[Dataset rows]
************
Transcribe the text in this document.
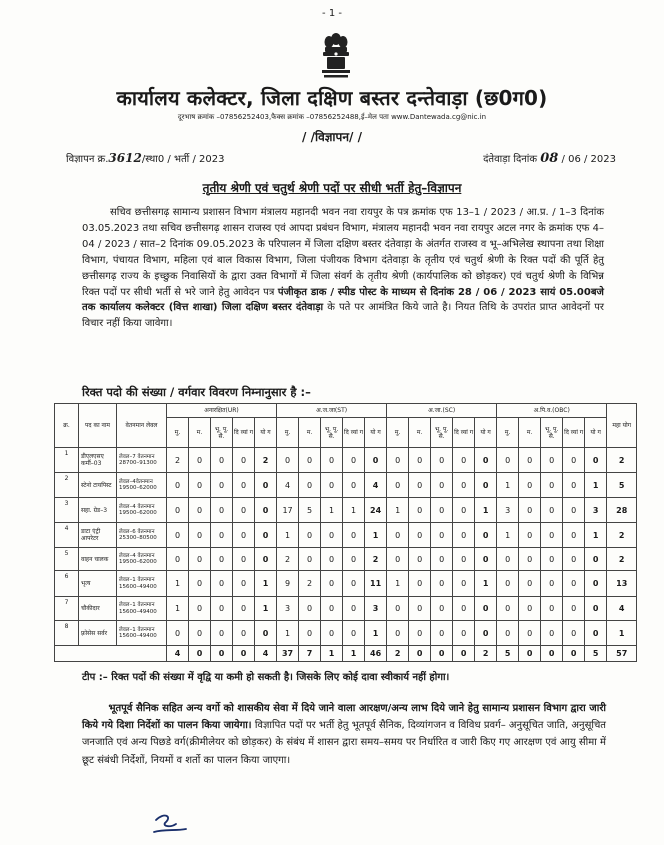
- 1 -
कार्यालय कलेक्टर, जिला दक्षिण बस्तर दन्तेवाड़ा (छ0ग0)
दूरभाष क्रमांक –07856252403,फैक्स क्रमांक –07856252488,ई–मेल पता www.Dantewada.cg@nic.in
/ /विज्ञापन/ /
विज्ञापन क्र.3612/स्था0 / भर्ती / 2023	दंतेवाड़ा दिनांक 08 / 06 / 2023
तृतीय श्रेणी एवं चतुर्थ श्रेणी पदों पर सीधी भर्ती हेतु–विज्ञापन
सचिव छत्तीसगढ़ सामान्य प्रशासन विभाग मंत्रालय महानदी भवन नवा रायपुर के पत्र क्रमांक एफ 13–1 / 2023 / आ.प्र. / 1–3 दिनांक 03.05.2023 तथा सचिव छत्तीसगढ़ शासन राजस्व एवं आपदा प्रबंधन विभाग, मंत्रालय महानदी भवन नवा रायपुर अटल नगर के क्रमांक एफ 4–04 / 2023 / सात–2 दिनांक 09.05.2023 के परिपालन में जिला दक्षिण बस्तर दंतेवाड़ा के अंतर्गत राजस्व व भू–अभिलेख स्थापना तथा शिक्षा विभाग, पंचायत विभाग, महिला एवं बाल विकास विभाग, जिला पंजीयक विभाग दंतेवाड़ा के तृतीय एवं चतुर्थ श्रेणी के रिक्त पदों की पूर्ति हेतु छत्तीसगढ़ राज्य के इच्छुक निवासियों के द्वारा उक्त विभागों में जिला संवर्ग के तृतीय श्रेणी (कार्यपालिक को छोड़कर) एवं चतुर्थ श्रेणी के विभिन्न रिक्त पदों पर सीधी भर्ती से भरे जाने हेतु आवेदन पत्र पंजीकृत डाक / स्पीड पोस्ट के माध्यम से दिनांक 28 / 06 / 2023 सायं 05.00बजे तक कार्यालय कलेक्टर (वित्त शाखा) जिला दक्षिण बस्तर दंतेवाड़ा के पते पर आमंत्रित किये जाते है। नियत तिथि के उपरांत प्राप्त आवेदनों पर विचार नहीं किया जावेगा।
रिक्त पदो की संख्या / वर्गवार विवरण निम्नानुसार है :–
क्र.	पद का नाम	वेतनमान लेवल	अनारक्षित(UR)					अ.ज.जा(ST)					अ.जा.(SC)					अ.पि.व.(OBC)					महा योग
			मु.	म.	भू. पू. सै.	दि व्यां ग	यो ग	मु.	म.	भू. पू. सै.	दि व्यां ग	यो ग	मु.	म.	भू. पू. सै.	दि व्यां ग	यो ग	मु.	म.	भू. पू. सै.	दि व्यां ग	यो ग	
1	डीएलएसए कर्मी–03	लेवल–7 वेतनमान 28700–91300	2	0	0	0	2	0	0	0	0	0	0	0	0	0	0	0	0	0	0	0	2
2	स्टेनो टायपिस्ट	लेवल–4वेतनमान 19500–62000	0	0	0	0	0	4	0	0	0	4	0	0	0	0	0	1	0	0	0	1	5
3	सहा. ग्रेड–3	लेवल–4 वेतनमान 19500–62000	0	0	0	0	0	17	5	1	1	24	1	0	0	0	1	3	0	0	0	3	28
4	डाटा एंट्री आपरेटर	लेवल–6 वेतनमान 25300–80500	0	0	0	0	0	1	0	0	0	1	0	0	0	0	0	1	0	0	0	1	2
5	वाहन चालक	लेवल–4 वेतनमान 19500–62000	0	0	0	0	0	2	0	0	0	2	0	0	0	0	0	0	0	0	0	0	2
6	भृत्य	लेवल–1 वेतनमान 15600–49400	1	0	0	0	1	9	2	0	0	11	1	0	0	0	1	0	0	0	0	0	13
7	चौकीदार	लेवल–1 वेतनमान 15600–49400	1	0	0	0	1	3	0	0	0	3	0	0	0	0	0	0	0	0	0	0	4
8	फ़्रोसेस सर्वर	लेवल–1 वेतनमान 15600–49400	0	0	0	0	0	1	0	0	0	1	0	0	0	0	0	0	0	0	0	0	1
			4	0	0	0	4	37	7	1	1	46	2	0	0	0	2	5	0	0	0	5	57
टीप :– रिक्त पदों की संख्या में वृद्वि या कमी हो सकती है। जिसके लिए कोई दावा स्वीकार्य नहीं होगा।
भूतपूर्व सैनिक सहित अन्य वर्गो को शासकीय सेवा में दिये जाने वाला आरक्षण/अन्य लाभ दिये जाने हेतु सामान्य प्रशासन विभाग द्वारा जारी किये गये दिशा निर्देशों का पालन किया जायेगा। विज्ञापित पदों पर भर्ती हेतु भूतपूर्व सैनिक, दिव्यांगजन व विविध प्रवर्ग– अनुसूचित जाति, अनुसूचित जनजाति एवं अन्य पिछडे वर्ग(क्रीमीलेयर को छोड़कर) के संबंध में शासन द्वारा समय–समय पर निर्धारित व जारी किए गए आरक्षण एवं आयु सीमा में छूट संबंधी निर्देशों, नियमों व शर्तो का पालन किया जाएगा।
************
§ **Instructions for the task**
Leave out the pictures and restate everything else word for word.

§ **Response to this task**
Transcribe the text in this document.
- 1 -
कार्यालय कलेक्टर, जिला दक्षिण बस्तर दन्तेवाड़ा (छ0ग0)
दूरभाष क्रमांक –07856252403,फैक्स क्रमांक –07856252488,ई–मेल पता www.Dantewada.cg@nic.in
/ /विज्ञापन/ /
विज्ञापन क्र.3612/स्था0 / भर्ती / 2023	दंतेवाड़ा दिनांक 08 / 06 / 2023
तृतीय श्रेणी एवं चतुर्थ श्रेणी पदों पर सीधी भर्ती हेतु–विज्ञापन
सचिव छत्तीसगढ़ सामान्य प्रशासन विभाग मंत्रालय महानदी भवन नवा रायपुर के पत्र क्रमांक एफ 13–1 / 2023 / आ.प्र. / 1–3 दिनांक 03.05.2023 तथा सचिव छत्तीसगढ़ शासन राजस्व एवं आपदा प्रबंधन विभाग, मंत्रालय महानदी भवन नवा रायपुर अटल नगर के क्रमांक एफ 4–04 / 2023 / सात–2 दिनांक 09.05.2023 के परिपालन में जिला दक्षिण बस्तर दंतेवाड़ा के अंतर्गत राजस्व व भू–अभिलेख स्थापना तथा शिक्षा विभाग, पंचायत विभाग, महिला एवं बाल विकास विभाग, जिला पंजीयक विभाग दंतेवाड़ा के तृतीय एवं चतुर्थ श्रेणी के रिक्त पदों की पूर्ति हेतु छत्तीसगढ़ राज्य के इच्छुक निवासियों के द्वारा उक्त विभागों में जिला संवर्ग के तृतीय श्रेणी (कार्यपालिक को छोड़कर) एवं चतुर्थ श्रेणी के विभिन्न रिक्त पदों पर सीधी भर्ती से भरे जाने हेतु आवेदन पत्र पंजीकृत डाक / स्पीड पोस्ट के माध्यम से दिनांक 28 / 06 / 2023 सायं 05.00बजे तक कार्यालय कलेक्टर (वित्त शाखा) जिला दक्षिण बस्तर दंतेवाड़ा के पते पर आमंत्रित किये जाते है। नियत तिथि के उपरांत प्राप्त आवेदनों पर विचार नहीं किया जावेगा।
रिक्त पदो की संख्या / वर्गवार विवरण निम्नानुसार है :–
क्र.	पद का नाम	वेतनमान लेवल	अनारक्षित(UR)					अ.ज.जा(ST)					अ.जा.(SC)					अ.पि.व.(OBC)					महा योग
			मु.	म.	भू. पू. सै.	दि व्यां ग	यो ग	मु.	म.	भू. पू. सै.	दि व्यां ग	यो ग	मु.	म.	भू. पू. सै.	दि व्यां ग	यो ग	मु.	म.	भू. पू. सै.	दि व्यां ग	यो ग	
1	डीएलएसए कर्मी–03	लेवल–7 वेतनमान 28700–91300	2	0	0	0	2	0	0	0	0	0	0	0	0	0	0	0	0	0	0	0	2
2	स्टेनो टायपिस्ट	लेवल–4वेतनमान 19500–62000	0	0	0	0	0	4	0	0	0	4	0	0	0	0	0	1	0	0	0	1	5
3	सहा. ग्रेड–3	लेवल–4 वेतनमान 19500–62000	0	0	0	0	0	17	5	1	1	24	1	0	0	0	1	3	0	0	0	3	28
4	डाटा एंट्री आपरेटर	लेवल–6 वेतनमान 25300–80500	0	0	0	0	0	1	0	0	0	1	0	0	0	0	0	1	0	0	0	1	2
5	वाहन चालक	लेवल–4 वेतनमान 19500–62000	0	0	0	0	0	2	0	0	0	2	0	0	0	0	0	0	0	0	0	0	2
6	भृत्य	लेवल–1 वेतनमान 15600–49400	1	0	0	0	1	9	2	0	0	11	1	0	0	0	1	0	0	0	0	0	13
7	चौकीदार	लेवल–1 वेतनमान 15600–49400	1	0	0	0	1	3	0	0	0	3	0	0	0	0	0	0	0	0	0	0	4
8	फ़्रोसेस सर्वर	लेवल–1 वेतनमान 15600–49400	0	0	0	0	0	1	0	0	0	1	0	0	0	0	0	0	0	0	0	0	1
			4	0	0	0	4	37	7	1	1	46	2	0	0	0	2	5	0	0	0	5	57
टीप :– रिक्त पदों की संख्या में वृद्वि या कमी हो सकती है। जिसके लिए कोई दावा स्वीकार्य नहीं होगा।
भूतपूर्व सैनिक सहित अन्य वर्गो को शासकीय सेवा में दिये जाने वाला आरक्षण/अन्य लाभ दिये जाने हेतु सामान्य प्रशासन विभाग द्वारा जारी किये गये दिशा निर्देशों का पालन किया जायेगा। विज्ञापित पदों पर भर्ती हेतु भूतपूर्व सैनिक, दिव्यांगजन व विविध प्रवर्ग– अनुसूचित जाति, अनुसूचित जनजाति एवं अन्य पिछडे वर्ग(क्रीमीलेयर को छोड़कर) के संबंध में शासन द्वारा समय–समय पर निर्धारित व जारी किए गए आरक्षण एवं आयु सीमा में छूट संबंधी निर्देशों, नियमों व शर्तो का पालन किया जाएगा।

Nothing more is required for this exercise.